__Set task__
Pick out each line containing the string "relative".
-------- Material for the task
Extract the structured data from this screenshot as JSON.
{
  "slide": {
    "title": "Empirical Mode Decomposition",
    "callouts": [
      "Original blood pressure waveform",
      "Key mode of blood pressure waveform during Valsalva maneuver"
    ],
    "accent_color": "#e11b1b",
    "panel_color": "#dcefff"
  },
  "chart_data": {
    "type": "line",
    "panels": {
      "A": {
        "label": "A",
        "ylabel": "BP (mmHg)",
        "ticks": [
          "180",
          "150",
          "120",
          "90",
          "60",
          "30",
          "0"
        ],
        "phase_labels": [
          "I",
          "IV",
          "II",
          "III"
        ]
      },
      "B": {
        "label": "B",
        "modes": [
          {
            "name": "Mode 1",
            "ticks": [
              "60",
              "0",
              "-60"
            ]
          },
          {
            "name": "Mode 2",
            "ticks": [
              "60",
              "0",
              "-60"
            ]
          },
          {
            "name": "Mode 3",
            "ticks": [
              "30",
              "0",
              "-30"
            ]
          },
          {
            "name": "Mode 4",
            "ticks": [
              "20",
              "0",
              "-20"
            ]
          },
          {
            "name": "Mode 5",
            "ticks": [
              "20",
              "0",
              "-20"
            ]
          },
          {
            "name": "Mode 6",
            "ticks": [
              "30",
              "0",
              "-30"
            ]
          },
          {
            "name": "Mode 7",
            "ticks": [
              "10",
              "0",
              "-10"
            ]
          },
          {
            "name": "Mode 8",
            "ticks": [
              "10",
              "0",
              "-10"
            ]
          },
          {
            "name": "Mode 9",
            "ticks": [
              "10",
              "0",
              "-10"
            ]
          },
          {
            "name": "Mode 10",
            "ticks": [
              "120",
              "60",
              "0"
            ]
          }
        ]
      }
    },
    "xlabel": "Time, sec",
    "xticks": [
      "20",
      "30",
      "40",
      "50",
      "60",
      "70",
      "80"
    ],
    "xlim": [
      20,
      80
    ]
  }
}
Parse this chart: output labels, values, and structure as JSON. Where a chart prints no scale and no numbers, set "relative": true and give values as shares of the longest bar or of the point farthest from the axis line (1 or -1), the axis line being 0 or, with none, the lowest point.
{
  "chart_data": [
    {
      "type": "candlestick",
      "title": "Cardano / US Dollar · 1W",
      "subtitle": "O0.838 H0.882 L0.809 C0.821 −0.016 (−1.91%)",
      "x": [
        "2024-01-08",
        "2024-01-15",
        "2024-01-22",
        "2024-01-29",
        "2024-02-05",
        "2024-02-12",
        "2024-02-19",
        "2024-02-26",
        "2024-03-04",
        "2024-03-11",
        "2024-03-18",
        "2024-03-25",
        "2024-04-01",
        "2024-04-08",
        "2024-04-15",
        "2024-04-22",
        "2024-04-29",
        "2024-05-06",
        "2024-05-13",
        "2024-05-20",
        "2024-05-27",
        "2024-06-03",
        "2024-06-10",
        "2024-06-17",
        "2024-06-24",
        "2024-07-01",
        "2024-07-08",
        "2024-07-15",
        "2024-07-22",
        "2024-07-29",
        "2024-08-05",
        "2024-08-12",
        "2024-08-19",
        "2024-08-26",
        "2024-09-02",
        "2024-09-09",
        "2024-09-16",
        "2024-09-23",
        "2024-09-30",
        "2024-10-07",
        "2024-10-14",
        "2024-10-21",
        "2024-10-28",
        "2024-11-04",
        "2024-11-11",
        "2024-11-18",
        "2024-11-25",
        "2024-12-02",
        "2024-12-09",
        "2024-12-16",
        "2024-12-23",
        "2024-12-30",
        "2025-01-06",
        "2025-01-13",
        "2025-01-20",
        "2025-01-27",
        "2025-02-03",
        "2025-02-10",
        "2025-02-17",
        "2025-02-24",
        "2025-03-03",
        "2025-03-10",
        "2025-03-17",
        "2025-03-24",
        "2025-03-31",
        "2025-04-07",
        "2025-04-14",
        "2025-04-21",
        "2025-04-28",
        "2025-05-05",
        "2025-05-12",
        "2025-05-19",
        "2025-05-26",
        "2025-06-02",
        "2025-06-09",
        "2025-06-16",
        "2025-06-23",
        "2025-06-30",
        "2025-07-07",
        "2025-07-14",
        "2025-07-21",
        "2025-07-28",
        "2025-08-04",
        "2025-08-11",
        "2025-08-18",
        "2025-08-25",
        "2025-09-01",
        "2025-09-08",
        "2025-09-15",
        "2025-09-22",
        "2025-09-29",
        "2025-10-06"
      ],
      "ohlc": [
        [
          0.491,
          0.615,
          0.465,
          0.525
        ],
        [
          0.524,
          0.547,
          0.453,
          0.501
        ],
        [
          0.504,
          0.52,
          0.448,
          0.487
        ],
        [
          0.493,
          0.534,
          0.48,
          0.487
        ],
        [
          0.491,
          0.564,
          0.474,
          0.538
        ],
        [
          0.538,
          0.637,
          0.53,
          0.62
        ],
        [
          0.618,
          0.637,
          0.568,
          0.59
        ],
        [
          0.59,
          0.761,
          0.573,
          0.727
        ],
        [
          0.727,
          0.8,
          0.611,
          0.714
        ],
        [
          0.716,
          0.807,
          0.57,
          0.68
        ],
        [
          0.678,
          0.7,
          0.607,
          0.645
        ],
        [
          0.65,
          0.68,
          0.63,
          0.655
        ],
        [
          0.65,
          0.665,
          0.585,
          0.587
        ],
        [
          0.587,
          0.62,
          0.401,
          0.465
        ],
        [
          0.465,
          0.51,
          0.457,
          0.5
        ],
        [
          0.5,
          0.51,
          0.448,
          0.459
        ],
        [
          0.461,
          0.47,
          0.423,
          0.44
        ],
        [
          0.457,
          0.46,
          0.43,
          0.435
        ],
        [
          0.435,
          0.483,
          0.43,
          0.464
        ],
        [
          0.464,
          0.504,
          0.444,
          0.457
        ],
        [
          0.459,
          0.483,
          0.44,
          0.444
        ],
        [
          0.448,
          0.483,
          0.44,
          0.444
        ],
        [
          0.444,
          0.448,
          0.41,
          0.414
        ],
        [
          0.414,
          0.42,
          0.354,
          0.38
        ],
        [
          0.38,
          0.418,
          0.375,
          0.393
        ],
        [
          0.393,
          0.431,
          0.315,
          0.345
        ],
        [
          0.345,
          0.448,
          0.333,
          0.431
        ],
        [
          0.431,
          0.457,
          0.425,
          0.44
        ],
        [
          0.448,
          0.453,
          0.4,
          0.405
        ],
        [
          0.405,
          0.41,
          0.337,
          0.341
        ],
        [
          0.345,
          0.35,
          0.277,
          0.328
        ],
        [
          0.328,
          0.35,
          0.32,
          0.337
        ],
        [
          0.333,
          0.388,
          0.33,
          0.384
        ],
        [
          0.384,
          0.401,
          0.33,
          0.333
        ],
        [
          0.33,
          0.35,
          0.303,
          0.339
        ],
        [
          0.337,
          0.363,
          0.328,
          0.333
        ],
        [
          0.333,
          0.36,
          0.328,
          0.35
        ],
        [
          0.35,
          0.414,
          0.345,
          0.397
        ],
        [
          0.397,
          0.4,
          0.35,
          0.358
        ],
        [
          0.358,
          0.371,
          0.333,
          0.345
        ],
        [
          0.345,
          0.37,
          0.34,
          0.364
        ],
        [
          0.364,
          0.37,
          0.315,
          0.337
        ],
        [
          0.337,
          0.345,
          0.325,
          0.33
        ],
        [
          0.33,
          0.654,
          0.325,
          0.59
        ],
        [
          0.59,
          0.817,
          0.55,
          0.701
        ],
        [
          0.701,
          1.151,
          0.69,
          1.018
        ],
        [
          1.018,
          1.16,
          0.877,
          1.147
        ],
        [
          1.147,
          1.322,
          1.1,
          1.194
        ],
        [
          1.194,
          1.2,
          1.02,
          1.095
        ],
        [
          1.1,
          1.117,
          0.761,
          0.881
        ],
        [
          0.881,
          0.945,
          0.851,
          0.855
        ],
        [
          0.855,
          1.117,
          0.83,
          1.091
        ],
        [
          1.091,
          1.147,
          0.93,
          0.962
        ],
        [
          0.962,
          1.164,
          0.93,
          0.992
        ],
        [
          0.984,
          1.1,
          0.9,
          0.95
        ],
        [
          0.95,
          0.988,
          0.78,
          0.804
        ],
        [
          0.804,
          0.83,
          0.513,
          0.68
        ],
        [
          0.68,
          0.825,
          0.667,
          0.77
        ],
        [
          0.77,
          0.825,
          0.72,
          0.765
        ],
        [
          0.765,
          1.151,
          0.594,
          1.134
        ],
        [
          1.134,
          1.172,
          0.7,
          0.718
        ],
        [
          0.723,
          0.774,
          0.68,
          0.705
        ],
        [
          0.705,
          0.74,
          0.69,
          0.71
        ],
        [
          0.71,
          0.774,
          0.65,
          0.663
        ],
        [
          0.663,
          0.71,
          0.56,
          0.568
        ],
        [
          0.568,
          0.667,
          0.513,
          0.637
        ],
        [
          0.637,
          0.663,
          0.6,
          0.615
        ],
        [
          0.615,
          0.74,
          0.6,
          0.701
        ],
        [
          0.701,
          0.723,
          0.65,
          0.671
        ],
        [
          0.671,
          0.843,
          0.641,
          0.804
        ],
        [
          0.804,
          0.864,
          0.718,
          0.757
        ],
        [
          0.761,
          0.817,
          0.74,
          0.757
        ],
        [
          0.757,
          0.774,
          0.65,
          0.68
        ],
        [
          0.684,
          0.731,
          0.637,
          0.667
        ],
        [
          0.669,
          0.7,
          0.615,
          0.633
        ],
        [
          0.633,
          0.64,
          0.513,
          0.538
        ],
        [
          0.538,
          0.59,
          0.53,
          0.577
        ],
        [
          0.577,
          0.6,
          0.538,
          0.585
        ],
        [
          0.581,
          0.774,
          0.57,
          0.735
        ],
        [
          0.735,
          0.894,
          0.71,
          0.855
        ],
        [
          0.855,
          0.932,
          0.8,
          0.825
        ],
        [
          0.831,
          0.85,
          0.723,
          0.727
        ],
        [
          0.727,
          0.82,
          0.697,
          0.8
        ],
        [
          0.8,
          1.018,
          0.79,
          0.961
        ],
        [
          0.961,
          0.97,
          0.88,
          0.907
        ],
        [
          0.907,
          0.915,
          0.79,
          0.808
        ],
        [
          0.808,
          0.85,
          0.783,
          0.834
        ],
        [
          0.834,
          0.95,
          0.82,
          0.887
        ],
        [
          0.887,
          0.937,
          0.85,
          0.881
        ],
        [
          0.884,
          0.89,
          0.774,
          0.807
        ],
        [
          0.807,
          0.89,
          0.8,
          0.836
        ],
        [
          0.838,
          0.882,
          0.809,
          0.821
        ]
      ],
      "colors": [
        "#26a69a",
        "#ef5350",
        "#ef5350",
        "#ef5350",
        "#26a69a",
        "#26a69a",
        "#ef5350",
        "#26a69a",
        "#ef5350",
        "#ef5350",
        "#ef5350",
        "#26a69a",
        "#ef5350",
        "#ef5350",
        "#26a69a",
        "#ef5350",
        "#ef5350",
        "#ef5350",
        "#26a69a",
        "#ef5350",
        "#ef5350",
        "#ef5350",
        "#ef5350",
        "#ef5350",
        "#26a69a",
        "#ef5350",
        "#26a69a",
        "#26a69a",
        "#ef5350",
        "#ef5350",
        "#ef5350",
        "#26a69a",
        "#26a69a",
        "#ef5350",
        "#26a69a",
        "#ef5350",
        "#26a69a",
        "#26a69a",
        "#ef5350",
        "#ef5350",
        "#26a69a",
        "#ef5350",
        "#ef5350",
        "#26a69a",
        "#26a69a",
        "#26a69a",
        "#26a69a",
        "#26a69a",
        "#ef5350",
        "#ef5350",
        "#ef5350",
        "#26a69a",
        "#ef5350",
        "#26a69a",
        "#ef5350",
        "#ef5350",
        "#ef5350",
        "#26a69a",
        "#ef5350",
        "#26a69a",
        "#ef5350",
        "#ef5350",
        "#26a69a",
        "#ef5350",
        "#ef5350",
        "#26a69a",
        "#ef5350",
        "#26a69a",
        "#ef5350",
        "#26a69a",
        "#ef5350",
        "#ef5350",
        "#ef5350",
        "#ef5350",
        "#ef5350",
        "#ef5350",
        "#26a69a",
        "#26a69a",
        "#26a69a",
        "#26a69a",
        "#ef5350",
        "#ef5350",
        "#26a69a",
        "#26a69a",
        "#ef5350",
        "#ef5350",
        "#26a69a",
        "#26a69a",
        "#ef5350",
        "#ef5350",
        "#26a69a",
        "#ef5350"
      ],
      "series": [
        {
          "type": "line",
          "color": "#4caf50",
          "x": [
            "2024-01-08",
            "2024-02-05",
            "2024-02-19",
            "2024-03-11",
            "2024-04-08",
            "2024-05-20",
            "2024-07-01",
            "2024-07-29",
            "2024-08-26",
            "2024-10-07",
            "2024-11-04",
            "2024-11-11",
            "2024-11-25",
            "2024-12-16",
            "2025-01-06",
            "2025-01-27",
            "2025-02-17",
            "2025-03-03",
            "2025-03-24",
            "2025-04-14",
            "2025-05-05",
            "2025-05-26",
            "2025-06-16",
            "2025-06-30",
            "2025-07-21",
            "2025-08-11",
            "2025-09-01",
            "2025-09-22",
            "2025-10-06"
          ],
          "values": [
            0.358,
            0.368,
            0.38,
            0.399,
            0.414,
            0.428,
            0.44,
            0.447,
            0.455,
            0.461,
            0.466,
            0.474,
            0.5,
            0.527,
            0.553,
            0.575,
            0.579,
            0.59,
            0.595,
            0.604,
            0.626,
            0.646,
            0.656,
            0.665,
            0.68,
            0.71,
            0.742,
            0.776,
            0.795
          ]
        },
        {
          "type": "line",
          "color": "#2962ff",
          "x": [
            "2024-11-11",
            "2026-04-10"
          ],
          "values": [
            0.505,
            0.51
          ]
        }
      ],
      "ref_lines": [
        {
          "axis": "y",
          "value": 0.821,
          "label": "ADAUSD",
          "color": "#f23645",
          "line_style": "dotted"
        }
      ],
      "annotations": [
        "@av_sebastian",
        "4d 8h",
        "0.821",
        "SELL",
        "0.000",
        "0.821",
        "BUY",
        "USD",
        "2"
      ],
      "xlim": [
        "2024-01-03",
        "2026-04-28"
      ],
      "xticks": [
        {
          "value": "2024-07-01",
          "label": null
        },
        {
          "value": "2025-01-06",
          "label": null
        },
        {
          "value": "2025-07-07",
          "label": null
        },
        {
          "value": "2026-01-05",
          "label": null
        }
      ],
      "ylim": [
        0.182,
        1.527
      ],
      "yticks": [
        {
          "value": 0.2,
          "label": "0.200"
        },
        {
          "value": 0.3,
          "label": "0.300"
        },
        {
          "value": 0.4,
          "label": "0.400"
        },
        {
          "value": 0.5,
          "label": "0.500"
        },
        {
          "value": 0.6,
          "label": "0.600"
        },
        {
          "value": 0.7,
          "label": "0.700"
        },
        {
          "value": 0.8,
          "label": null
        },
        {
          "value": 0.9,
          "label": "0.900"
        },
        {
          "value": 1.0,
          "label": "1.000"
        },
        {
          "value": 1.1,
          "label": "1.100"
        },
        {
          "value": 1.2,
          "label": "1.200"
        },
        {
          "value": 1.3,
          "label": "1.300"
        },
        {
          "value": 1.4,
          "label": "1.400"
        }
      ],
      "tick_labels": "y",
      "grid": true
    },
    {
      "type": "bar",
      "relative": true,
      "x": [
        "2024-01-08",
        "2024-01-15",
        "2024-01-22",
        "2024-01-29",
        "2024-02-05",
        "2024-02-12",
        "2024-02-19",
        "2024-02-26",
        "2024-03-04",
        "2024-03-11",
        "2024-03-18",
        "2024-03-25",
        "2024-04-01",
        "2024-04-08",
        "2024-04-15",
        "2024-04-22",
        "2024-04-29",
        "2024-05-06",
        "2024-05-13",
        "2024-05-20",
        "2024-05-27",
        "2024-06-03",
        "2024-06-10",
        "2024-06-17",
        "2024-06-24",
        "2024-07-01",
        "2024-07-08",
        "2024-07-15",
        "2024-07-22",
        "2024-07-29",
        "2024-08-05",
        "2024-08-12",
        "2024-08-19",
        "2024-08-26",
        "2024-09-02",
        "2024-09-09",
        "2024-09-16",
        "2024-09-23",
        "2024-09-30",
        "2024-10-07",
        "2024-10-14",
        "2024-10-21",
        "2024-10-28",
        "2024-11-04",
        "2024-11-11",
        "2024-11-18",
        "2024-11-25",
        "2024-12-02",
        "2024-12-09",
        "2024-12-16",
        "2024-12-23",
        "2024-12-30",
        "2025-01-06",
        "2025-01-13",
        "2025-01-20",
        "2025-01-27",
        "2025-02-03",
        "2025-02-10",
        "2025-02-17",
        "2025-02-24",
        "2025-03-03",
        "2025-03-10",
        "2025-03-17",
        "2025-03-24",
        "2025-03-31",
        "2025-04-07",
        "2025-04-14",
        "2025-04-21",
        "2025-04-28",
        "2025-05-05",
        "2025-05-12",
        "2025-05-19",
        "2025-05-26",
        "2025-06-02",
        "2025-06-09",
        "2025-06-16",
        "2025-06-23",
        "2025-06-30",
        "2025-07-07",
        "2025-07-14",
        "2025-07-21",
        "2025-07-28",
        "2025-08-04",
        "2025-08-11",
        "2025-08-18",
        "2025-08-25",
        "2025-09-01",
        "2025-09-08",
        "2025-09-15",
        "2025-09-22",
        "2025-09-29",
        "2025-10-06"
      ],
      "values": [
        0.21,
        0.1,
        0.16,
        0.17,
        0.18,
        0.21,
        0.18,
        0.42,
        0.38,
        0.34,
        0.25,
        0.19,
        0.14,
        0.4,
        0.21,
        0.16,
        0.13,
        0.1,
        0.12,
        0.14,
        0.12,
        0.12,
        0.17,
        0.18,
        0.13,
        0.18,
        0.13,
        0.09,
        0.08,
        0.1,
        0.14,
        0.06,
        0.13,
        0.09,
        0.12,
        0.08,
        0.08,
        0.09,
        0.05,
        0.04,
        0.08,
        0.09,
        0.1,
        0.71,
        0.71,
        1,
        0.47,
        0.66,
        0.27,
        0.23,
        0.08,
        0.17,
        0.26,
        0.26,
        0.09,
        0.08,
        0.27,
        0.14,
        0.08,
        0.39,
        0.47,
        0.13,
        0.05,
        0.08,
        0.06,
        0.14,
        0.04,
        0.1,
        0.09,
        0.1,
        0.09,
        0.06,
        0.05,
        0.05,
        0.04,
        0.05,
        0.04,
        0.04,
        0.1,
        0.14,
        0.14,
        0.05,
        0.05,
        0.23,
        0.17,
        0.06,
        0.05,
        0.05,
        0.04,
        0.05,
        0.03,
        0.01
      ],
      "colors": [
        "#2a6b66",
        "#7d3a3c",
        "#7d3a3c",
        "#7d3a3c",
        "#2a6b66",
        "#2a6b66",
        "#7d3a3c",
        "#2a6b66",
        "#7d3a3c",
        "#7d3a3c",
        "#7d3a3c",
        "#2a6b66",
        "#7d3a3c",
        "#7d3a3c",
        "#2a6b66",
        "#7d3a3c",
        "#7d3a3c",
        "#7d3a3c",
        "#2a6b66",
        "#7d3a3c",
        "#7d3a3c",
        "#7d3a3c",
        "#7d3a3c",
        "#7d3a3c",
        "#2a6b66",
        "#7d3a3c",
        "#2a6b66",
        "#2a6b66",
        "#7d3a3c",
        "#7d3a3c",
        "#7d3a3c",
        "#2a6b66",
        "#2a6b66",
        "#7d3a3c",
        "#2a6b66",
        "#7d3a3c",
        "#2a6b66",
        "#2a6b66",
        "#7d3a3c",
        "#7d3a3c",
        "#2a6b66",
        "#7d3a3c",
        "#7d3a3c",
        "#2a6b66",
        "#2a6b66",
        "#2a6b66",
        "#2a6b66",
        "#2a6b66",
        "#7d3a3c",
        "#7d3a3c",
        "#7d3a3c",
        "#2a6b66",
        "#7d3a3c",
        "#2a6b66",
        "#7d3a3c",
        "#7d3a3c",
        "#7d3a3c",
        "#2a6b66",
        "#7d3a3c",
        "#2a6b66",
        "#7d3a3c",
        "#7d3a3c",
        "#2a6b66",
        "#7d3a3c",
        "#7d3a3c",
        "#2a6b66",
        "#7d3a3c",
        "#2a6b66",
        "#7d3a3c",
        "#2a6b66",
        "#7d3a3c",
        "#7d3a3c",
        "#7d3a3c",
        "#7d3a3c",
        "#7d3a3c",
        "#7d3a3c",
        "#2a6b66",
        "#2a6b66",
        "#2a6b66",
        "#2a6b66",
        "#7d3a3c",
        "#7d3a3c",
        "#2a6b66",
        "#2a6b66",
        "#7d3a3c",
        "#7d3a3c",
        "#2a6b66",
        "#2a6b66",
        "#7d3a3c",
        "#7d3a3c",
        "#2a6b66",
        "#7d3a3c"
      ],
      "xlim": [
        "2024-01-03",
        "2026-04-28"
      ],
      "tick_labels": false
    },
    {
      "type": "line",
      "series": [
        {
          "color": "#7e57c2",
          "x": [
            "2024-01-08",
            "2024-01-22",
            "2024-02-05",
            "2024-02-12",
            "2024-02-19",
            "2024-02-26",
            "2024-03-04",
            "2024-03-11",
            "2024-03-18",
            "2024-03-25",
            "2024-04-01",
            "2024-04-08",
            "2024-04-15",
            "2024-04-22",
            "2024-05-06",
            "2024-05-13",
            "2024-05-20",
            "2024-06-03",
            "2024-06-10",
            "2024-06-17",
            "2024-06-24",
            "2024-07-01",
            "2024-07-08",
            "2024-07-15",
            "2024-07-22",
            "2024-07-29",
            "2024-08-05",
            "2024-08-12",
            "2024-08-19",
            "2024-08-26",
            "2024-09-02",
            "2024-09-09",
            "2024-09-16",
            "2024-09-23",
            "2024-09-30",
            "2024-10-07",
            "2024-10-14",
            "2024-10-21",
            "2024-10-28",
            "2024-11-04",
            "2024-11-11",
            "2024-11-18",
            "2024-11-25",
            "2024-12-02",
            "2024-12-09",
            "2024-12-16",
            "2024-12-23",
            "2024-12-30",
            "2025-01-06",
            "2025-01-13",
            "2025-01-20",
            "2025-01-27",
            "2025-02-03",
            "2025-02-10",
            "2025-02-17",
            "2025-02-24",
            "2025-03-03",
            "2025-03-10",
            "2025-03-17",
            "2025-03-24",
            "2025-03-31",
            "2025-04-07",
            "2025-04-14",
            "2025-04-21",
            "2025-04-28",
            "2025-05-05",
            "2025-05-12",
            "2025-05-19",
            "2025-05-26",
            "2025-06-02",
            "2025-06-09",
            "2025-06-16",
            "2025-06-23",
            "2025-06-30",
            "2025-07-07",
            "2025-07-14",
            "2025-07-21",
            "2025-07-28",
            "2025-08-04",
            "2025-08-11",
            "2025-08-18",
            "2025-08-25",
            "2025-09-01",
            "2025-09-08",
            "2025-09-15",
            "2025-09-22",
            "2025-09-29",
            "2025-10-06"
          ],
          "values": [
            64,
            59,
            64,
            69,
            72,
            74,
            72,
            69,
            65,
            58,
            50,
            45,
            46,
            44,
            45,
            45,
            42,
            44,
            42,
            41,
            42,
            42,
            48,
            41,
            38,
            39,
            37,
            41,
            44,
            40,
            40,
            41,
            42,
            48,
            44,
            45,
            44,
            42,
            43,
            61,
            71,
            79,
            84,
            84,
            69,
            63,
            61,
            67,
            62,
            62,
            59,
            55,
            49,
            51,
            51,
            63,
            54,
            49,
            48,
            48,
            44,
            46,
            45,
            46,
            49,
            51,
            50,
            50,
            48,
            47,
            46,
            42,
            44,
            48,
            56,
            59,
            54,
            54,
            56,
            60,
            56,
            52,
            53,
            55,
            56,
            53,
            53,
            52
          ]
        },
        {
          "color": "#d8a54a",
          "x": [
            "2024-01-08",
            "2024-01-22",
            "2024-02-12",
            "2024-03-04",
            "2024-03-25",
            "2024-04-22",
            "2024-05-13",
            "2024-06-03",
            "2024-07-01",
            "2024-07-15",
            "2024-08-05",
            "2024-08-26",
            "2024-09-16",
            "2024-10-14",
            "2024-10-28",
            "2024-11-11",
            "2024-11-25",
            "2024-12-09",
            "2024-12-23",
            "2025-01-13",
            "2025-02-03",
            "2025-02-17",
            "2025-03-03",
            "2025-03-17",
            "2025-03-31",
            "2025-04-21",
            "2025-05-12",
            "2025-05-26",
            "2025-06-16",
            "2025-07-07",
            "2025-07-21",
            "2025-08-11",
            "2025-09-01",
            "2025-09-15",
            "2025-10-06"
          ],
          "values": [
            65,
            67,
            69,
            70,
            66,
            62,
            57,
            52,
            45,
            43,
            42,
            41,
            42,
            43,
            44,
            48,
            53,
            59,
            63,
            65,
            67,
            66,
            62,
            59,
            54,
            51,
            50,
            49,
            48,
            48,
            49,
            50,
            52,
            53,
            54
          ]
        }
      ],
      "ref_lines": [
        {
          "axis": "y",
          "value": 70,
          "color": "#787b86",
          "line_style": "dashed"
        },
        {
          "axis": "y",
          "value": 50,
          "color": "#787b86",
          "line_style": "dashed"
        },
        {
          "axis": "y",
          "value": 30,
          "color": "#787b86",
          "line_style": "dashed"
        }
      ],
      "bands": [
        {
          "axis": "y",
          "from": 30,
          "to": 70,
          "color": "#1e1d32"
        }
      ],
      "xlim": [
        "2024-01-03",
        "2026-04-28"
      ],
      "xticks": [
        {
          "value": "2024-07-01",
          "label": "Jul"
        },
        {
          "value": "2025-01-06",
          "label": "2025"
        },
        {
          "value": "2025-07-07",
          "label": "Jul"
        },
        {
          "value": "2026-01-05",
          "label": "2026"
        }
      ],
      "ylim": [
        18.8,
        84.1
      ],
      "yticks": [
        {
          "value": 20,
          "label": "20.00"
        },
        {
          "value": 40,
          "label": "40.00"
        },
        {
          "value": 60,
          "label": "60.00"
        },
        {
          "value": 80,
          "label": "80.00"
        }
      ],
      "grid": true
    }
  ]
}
----------------
__Exercise answer__
Parse this chart: output labels, values, and structure as JSON. Where a chart prints no scale and no numbers, set "relative": true and give values as shares of the longest bar or of the point farthest from the axis line (1 or -1), the axis line being 0 or, with none, the lowest point.
      "relative": true,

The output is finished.